Dataset items:
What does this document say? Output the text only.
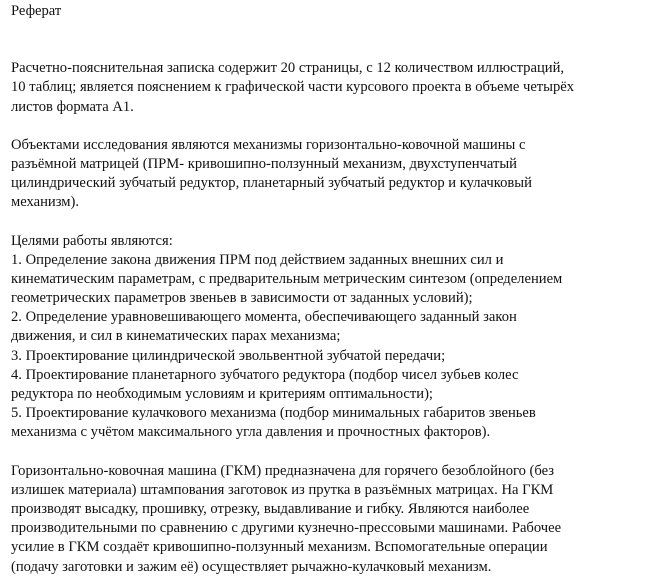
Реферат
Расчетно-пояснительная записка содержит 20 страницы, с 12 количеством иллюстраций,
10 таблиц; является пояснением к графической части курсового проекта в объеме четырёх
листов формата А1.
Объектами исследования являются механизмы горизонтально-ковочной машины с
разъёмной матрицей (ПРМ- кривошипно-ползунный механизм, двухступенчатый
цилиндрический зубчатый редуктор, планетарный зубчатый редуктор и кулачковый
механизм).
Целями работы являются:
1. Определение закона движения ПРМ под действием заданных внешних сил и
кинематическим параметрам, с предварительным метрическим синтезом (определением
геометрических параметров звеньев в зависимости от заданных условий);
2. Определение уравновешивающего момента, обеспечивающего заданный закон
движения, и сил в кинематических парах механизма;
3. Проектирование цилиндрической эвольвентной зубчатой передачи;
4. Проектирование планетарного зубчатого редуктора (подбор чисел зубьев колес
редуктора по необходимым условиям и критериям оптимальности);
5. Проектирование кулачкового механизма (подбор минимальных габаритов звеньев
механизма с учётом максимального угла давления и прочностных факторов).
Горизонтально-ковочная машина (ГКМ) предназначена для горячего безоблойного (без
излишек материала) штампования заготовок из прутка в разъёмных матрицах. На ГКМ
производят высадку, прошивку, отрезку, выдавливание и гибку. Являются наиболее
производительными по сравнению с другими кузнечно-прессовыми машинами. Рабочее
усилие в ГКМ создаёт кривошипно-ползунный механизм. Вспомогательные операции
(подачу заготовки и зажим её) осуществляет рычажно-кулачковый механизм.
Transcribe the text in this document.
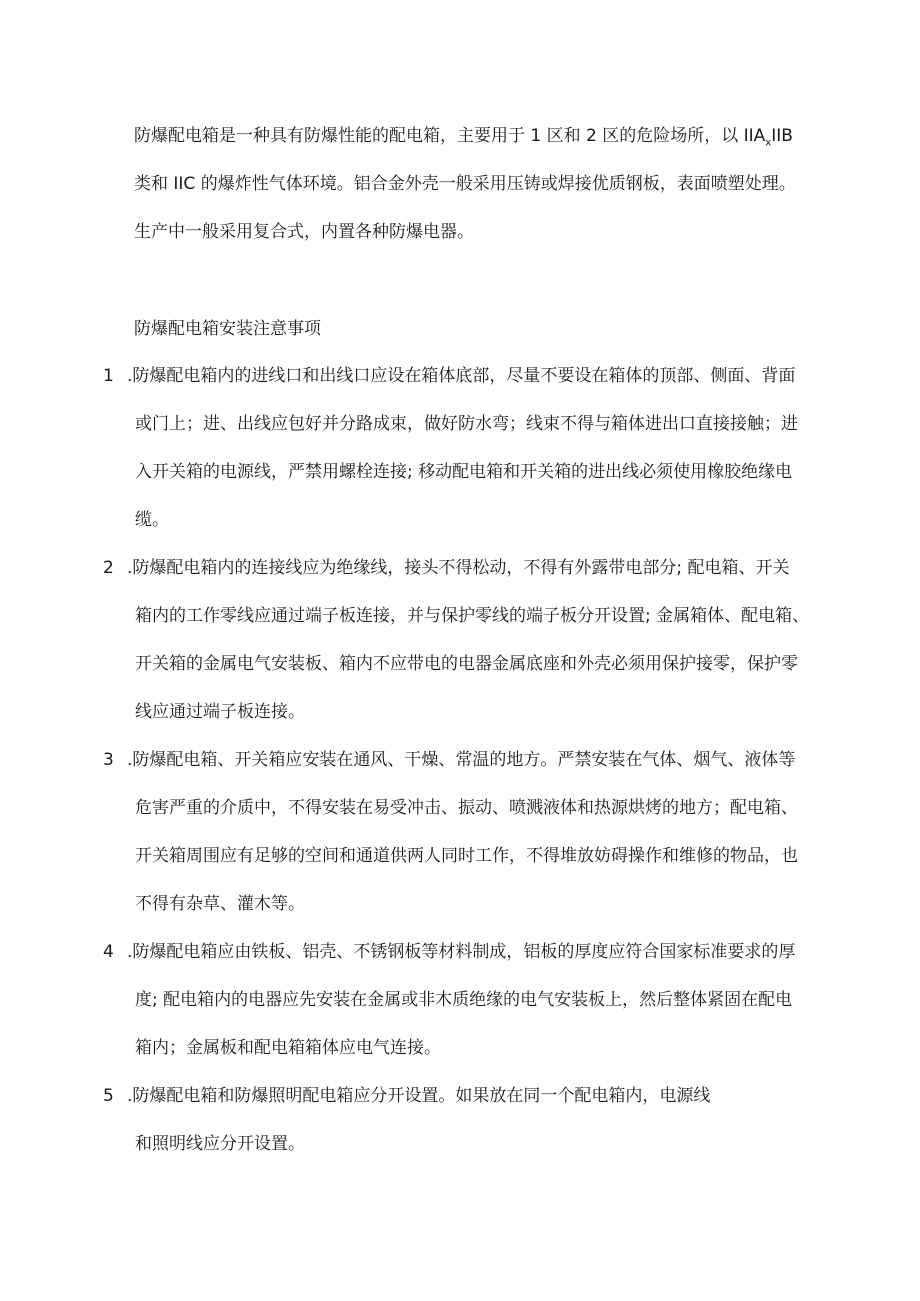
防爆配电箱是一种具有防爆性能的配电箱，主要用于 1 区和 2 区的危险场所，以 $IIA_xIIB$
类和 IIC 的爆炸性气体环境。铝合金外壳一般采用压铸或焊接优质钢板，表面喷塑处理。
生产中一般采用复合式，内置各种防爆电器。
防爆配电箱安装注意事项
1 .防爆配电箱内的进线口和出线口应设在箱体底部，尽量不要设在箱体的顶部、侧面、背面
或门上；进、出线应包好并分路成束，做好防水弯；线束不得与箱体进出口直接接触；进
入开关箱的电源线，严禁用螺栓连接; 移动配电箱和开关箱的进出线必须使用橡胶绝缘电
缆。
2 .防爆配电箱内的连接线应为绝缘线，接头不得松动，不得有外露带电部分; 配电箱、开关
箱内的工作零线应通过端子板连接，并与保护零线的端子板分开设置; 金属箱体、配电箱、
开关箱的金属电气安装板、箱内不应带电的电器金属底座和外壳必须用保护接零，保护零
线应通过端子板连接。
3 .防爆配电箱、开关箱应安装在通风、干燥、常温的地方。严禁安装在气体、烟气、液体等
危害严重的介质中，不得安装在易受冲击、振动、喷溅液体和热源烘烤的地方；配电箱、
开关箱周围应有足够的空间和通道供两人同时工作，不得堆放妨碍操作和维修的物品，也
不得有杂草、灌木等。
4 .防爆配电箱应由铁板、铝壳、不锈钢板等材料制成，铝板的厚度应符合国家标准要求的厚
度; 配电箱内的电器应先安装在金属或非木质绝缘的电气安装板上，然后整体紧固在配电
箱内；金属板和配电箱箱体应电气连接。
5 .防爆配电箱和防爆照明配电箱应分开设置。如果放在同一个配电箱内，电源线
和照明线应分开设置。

...

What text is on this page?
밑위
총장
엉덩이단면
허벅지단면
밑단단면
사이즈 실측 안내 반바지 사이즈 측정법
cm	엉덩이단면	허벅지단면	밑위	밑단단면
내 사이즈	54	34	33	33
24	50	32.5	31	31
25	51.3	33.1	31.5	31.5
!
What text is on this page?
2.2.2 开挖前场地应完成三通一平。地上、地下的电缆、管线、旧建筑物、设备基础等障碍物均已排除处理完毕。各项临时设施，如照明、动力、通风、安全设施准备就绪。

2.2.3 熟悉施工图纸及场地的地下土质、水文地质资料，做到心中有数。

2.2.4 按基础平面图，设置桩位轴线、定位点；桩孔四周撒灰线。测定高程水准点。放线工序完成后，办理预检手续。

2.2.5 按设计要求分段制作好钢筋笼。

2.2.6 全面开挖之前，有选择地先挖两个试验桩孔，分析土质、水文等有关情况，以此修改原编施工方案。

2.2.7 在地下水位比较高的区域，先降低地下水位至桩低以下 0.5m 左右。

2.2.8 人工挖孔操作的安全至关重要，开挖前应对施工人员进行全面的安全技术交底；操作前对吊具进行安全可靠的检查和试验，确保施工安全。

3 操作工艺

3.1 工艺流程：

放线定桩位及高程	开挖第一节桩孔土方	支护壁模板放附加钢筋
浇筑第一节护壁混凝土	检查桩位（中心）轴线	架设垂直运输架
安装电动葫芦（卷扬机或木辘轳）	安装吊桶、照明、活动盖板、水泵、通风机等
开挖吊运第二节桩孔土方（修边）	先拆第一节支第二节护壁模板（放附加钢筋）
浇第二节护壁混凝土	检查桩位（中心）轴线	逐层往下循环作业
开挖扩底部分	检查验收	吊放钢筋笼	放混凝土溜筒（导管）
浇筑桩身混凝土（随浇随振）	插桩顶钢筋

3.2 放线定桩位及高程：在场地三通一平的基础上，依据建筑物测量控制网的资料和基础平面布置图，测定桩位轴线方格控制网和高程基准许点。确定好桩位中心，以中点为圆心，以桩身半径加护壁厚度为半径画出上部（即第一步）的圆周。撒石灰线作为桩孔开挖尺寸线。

__Instructions to follow__.
Look above for every line with the word "кривошипно" and copy it.

__The result__.
разъёмной матрицей (ПРМ- кривошипно-ползунный механизм, двухступенчатый
усилие в ГКМ создаёт кривошипно-ползунный механизм. Вспомогательные операции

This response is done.